---------- EXCERPTED RECORDS
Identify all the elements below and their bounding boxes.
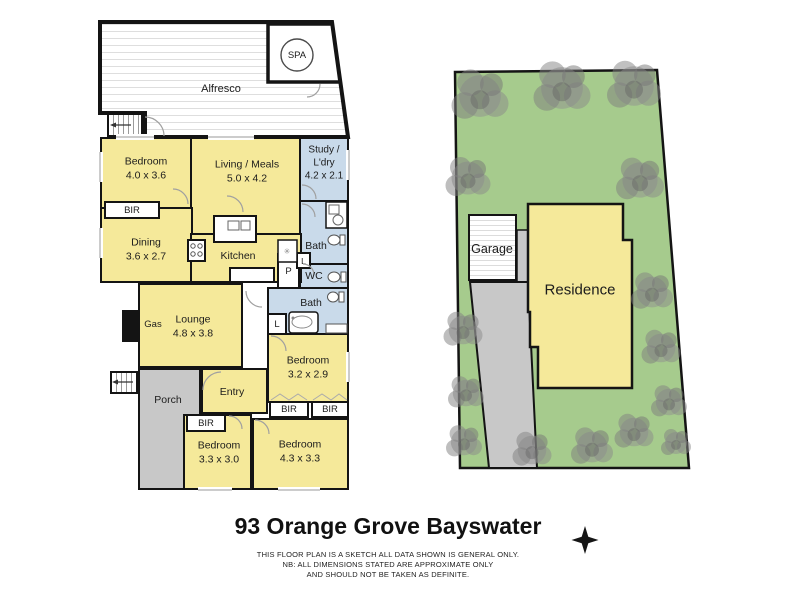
closet-label: P xyxy=(285,266,291,277)
porch-stairs xyxy=(110,371,138,394)
closet-linen1: L xyxy=(296,252,311,269)
closet-bir4: BIR xyxy=(186,414,226,432)
floorplan-page: BIR BIR BIR BIR P L L xyxy=(0,0,800,600)
disclaimer-line: NB: ALL DIMENSIONS STATED ARE APPROXIMAT… xyxy=(48,560,728,570)
label-lounge: Lounge4.8 x 3.8 xyxy=(173,313,213,340)
label-gas: Gas xyxy=(144,319,161,331)
closet-bir2: BIR xyxy=(269,401,309,418)
label-kitchen: Kitchen xyxy=(220,250,255,264)
label-wc: WC xyxy=(305,270,323,284)
label-living: Living / Meals5.0 x 4.2 xyxy=(211,158,283,185)
page-title: 93 Orange Grove Bayswater xyxy=(48,513,728,540)
alfresco-stairs xyxy=(107,113,143,137)
closet-linen2: L xyxy=(267,313,287,335)
room-living xyxy=(190,137,302,235)
label-bath2: Bath xyxy=(300,297,322,311)
fixtures-overlay: ✳ xyxy=(0,0,800,600)
base-drawing xyxy=(0,0,800,600)
label-bedroom2: Bedroom3.2 x 2.9 xyxy=(287,354,330,381)
label-dining: Dining3.6 x 2.7 xyxy=(126,236,166,263)
label-study: Study / L'dry4.2 x 2.1 xyxy=(301,144,347,183)
label-residence: Residence xyxy=(545,280,616,300)
label-bath1: Bath xyxy=(305,240,327,254)
label-spa: SPA xyxy=(288,50,306,62)
closet-bir3: BIR xyxy=(311,401,349,418)
closet-label: BIR xyxy=(124,205,140,216)
label-alfresco: Alfresco xyxy=(201,82,241,96)
label-bedroom4: Bedroom4.3 x 3.3 xyxy=(279,438,322,465)
closet-label: BIR xyxy=(198,418,214,429)
disclaimer-line: AND SHOULD NOT BE TAKEN AS DEFINITE. xyxy=(48,570,728,580)
closet-label: L xyxy=(274,319,279,330)
label-entry: Entry xyxy=(220,386,245,400)
driveway xyxy=(470,282,537,468)
disclaimer-text: THIS FLOOR PLAN IS A SKETCH ALL DATA SHO… xyxy=(48,550,728,580)
label-bedroom3: Bedroom3.3 x 3.0 xyxy=(198,439,241,466)
label-bedroom1: Bedroom4.0 x 3.6 xyxy=(125,155,168,182)
label-garage: Garage xyxy=(471,241,513,257)
label-porch: Porch xyxy=(154,394,181,408)
closet-bir1: BIR xyxy=(104,201,160,219)
closet-label: BIR xyxy=(322,404,338,415)
disclaimer-line: THIS FLOOR PLAN IS A SKETCH ALL DATA SHO… xyxy=(48,550,728,560)
driveway-connector xyxy=(517,230,528,284)
closet-label: L xyxy=(301,256,306,266)
closet-label: BIR xyxy=(281,404,297,415)
gas-heater-box xyxy=(122,310,140,342)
--------------------
EXERCISE AIM – Reproduce every line of the material above verbatim, omitting the picture.

REPLY –
Identify all the elements below and their bounding boxes.
closet-label: P xyxy=(285,266,291,277)
porch-stairs xyxy=(110,371,138,394)
closet-linen1: L xyxy=(296,252,311,269)
closet-bir4: BIR xyxy=(186,414,226,432)
floorplan-page: BIR BIR BIR BIR P L L xyxy=(0,0,800,600)
disclaimer-line: NB: ALL DIMENSIONS STATED ARE APPROXIMAT… xyxy=(48,560,728,570)
label-lounge: Lounge4.8 x 3.8 xyxy=(173,313,213,340)
label-gas: Gas xyxy=(144,319,161,331)
closet-bir2: BIR xyxy=(269,401,309,418)
label-kitchen: Kitchen xyxy=(220,250,255,264)
label-wc: WC xyxy=(305,270,323,284)
label-living: Living / Meals5.0 x 4.2 xyxy=(211,158,283,185)
page-title: 93 Orange Grove Bayswater xyxy=(48,513,728,540)
alfresco-stairs xyxy=(107,113,143,137)
closet-linen2: L xyxy=(267,313,287,335)
room-living xyxy=(190,137,302,235)
label-bath2: Bath xyxy=(300,297,322,311)
fixtures-overlay: ✳ xyxy=(0,0,800,600)
base-drawing xyxy=(0,0,800,600)
label-bedroom2: Bedroom3.2 x 2.9 xyxy=(287,354,330,381)
label-dining: Dining3.6 x 2.7 xyxy=(126,236,166,263)
label-study: Study / L'dry4.2 x 2.1 xyxy=(301,144,347,183)
label-residence: Residence xyxy=(545,280,616,300)
label-bath1: Bath xyxy=(305,240,327,254)
label-spa: SPA xyxy=(288,50,306,62)
closet-bir3: BIR xyxy=(311,401,349,418)
closet-label: BIR xyxy=(124,205,140,216)
label-alfresco: Alfresco xyxy=(201,82,241,96)
label-bedroom4: Bedroom4.3 x 3.3 xyxy=(279,438,322,465)
closet-label: BIR xyxy=(198,418,214,429)
disclaimer-line: AND SHOULD NOT BE TAKEN AS DEFINITE. xyxy=(48,570,728,580)
closet-label: L xyxy=(274,319,279,330)
label-entry: Entry xyxy=(220,386,245,400)
driveway xyxy=(470,282,537,468)
disclaimer-text: THIS FLOOR PLAN IS A SKETCH ALL DATA SHO… xyxy=(48,550,728,580)
label-bedroom3: Bedroom3.3 x 3.0 xyxy=(198,439,241,466)
label-bedroom1: Bedroom4.0 x 3.6 xyxy=(125,155,168,182)
label-garage: Garage xyxy=(471,241,513,257)
label-porch: Porch xyxy=(154,394,181,408)
closet-bir1: BIR xyxy=(104,201,160,219)
closet-label: BIR xyxy=(322,404,338,415)
disclaimer-line: THIS FLOOR PLAN IS A SKETCH ALL DATA SHO… xyxy=(48,550,728,560)
driveway-connector xyxy=(517,230,528,284)
closet-label: L xyxy=(301,256,306,266)
closet-label: BIR xyxy=(281,404,297,415)
gas-heater-box xyxy=(122,310,140,342)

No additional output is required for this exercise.